Part of a data file:

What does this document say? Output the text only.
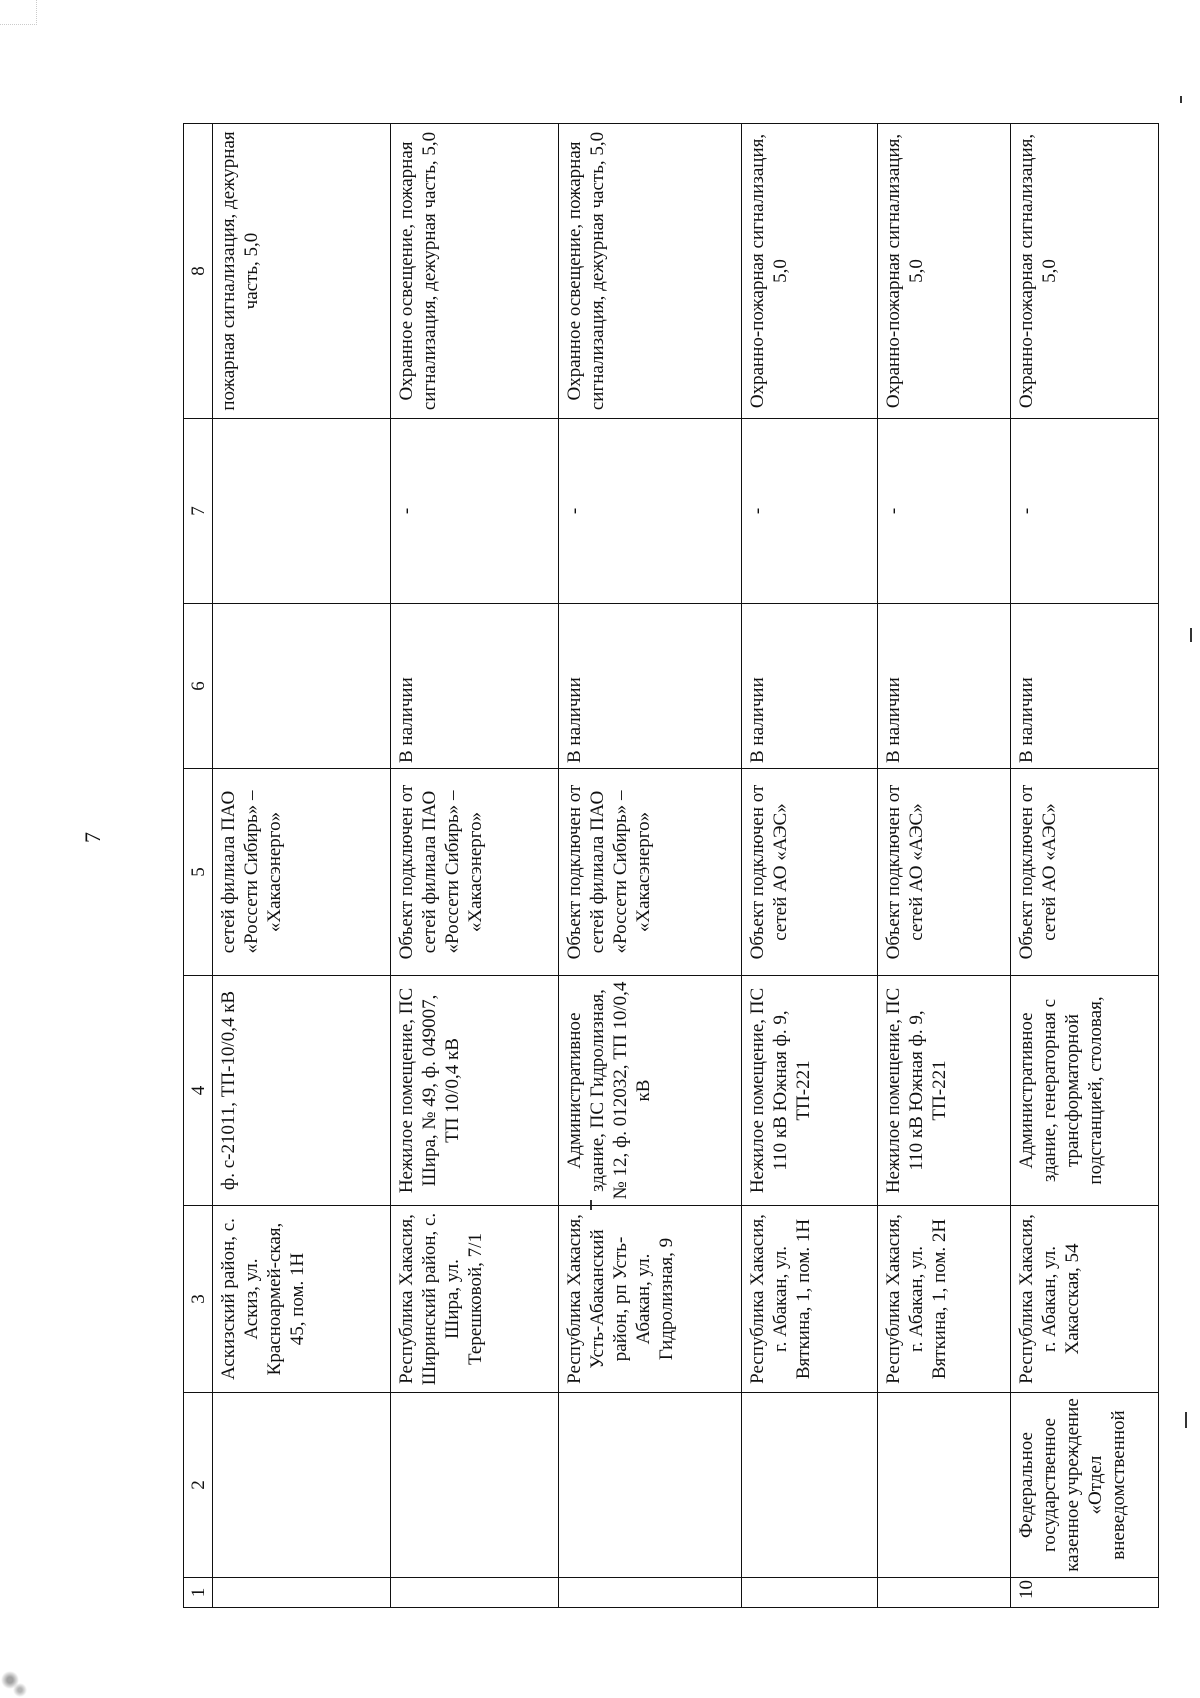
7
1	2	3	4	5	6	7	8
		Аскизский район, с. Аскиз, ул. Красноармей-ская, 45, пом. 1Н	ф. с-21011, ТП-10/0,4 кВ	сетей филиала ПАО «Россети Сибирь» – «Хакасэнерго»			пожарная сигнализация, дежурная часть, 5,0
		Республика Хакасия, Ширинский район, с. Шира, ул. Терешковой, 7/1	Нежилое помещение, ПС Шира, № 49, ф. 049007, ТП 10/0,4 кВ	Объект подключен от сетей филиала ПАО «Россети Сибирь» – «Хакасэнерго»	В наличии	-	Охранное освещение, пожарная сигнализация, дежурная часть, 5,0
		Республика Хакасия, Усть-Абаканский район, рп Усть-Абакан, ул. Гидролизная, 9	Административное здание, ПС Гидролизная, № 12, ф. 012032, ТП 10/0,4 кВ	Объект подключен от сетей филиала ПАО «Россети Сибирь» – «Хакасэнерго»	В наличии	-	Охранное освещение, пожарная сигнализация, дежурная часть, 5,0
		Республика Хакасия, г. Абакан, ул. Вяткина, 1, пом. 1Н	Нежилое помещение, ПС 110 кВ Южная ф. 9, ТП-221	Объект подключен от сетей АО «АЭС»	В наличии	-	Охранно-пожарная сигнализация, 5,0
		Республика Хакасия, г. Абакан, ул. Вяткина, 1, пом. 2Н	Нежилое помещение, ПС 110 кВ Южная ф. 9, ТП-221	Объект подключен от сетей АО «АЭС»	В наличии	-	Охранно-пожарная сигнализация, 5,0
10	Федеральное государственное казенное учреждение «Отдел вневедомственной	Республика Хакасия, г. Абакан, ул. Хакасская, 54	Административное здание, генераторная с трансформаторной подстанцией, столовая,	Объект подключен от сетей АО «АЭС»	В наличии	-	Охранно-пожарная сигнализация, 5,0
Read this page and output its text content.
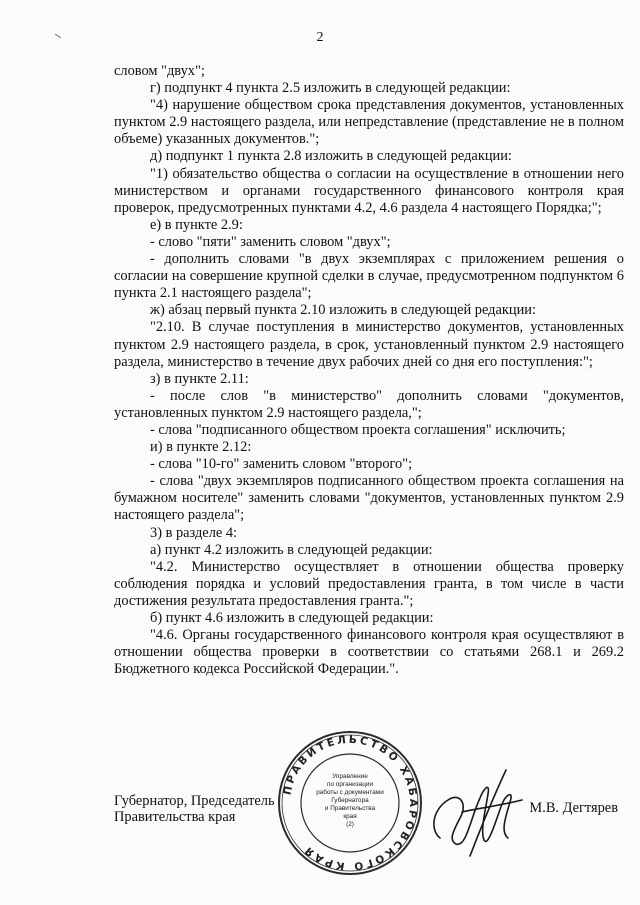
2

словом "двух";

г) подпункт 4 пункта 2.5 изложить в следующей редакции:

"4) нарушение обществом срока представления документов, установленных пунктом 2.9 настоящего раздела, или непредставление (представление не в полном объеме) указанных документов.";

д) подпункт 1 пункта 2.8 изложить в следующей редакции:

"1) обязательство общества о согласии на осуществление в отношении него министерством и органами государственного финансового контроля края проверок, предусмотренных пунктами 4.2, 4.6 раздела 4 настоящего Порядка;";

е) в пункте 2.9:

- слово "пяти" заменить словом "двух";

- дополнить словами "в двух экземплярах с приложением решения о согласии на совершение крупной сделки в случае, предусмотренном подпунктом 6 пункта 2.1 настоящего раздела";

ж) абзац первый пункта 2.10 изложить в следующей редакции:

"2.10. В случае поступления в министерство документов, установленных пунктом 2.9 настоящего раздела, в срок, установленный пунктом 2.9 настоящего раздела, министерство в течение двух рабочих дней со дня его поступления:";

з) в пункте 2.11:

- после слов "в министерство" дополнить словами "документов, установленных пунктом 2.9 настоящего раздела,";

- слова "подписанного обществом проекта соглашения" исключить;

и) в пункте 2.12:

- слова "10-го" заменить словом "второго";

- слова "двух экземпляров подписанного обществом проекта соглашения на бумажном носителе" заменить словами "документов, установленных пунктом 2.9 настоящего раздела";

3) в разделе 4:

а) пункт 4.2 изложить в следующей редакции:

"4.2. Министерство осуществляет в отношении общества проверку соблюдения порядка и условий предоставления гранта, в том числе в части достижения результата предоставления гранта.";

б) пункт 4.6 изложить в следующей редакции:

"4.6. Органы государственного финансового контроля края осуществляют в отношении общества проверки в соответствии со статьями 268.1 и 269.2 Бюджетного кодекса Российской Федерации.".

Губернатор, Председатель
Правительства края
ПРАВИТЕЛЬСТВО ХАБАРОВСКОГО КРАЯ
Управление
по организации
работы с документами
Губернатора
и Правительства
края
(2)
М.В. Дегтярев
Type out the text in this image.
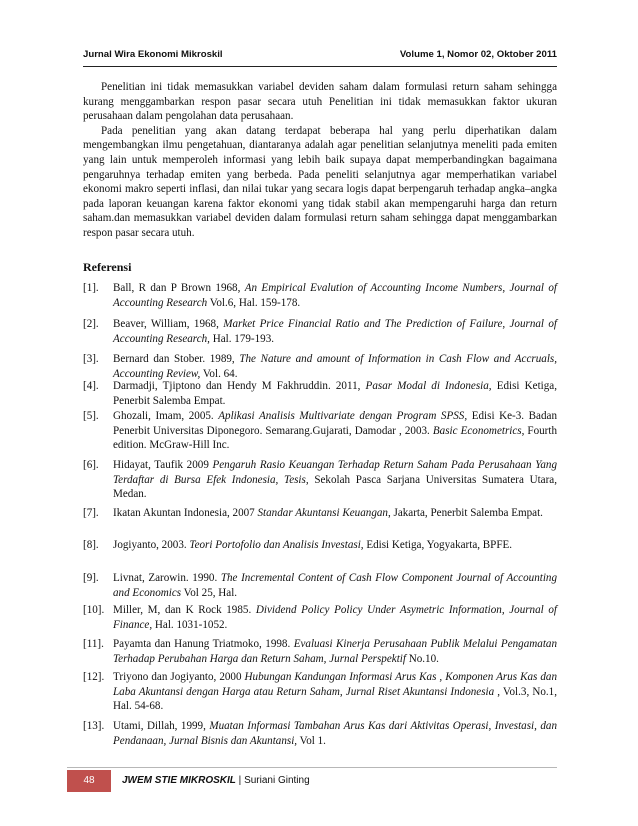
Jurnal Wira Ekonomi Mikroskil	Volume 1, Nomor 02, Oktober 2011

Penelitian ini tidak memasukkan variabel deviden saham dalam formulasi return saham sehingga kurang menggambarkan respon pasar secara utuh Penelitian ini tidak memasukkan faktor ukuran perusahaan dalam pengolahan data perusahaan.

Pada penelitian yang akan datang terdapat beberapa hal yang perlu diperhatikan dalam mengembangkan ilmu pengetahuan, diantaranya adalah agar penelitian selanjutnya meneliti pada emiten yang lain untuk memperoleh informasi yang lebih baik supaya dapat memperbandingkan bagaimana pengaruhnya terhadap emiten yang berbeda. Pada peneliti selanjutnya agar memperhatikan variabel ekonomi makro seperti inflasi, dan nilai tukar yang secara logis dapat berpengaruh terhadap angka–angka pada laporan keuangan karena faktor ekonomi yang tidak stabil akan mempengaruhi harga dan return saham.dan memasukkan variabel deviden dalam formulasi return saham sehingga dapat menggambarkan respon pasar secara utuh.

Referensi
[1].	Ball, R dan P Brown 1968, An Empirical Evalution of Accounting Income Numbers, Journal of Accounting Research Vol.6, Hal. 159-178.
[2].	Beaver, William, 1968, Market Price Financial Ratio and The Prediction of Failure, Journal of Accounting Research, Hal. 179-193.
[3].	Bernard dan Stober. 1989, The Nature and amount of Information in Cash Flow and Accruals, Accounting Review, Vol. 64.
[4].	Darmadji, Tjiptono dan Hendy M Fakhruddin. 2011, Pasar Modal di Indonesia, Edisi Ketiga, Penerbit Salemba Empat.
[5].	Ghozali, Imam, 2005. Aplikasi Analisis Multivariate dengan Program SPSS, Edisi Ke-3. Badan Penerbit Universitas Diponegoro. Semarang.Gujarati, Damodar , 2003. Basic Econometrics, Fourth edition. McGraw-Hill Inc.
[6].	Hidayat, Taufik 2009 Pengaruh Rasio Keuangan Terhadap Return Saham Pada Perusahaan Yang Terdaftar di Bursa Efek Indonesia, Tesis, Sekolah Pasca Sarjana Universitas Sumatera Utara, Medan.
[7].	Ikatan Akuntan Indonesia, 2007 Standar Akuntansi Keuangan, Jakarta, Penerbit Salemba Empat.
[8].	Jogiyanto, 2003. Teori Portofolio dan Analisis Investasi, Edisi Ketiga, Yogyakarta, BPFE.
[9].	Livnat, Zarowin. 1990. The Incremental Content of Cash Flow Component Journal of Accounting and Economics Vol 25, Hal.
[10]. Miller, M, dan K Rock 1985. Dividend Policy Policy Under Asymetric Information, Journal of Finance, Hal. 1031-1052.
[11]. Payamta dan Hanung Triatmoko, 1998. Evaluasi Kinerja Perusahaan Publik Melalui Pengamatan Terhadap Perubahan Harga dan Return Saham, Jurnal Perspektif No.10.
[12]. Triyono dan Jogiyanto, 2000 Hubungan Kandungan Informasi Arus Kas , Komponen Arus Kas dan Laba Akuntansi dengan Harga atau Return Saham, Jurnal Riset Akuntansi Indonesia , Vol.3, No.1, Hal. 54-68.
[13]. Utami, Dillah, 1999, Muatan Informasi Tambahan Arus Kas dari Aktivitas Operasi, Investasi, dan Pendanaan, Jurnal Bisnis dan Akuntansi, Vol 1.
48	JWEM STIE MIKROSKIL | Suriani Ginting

**THE REQUEST**
In the lines above, find each one with "Analisis" and list it.

**FINISHED ANSWER**
[5].	Ghozali, Imam, 2005. Aplikasi Analisis Multivariate dengan Program SPSS, Edisi Ke-3. Badan Penerbit Universitas Diponegoro. Semarang.Gujarati, Damodar , 2003. Basic Econometrics, Fourth edition. McGraw-Hill Inc.
[8].	Jogiyanto, 2003. Teori Portofolio dan Analisis Investasi, Edisi Ketiga, Yogyakarta, BPFE.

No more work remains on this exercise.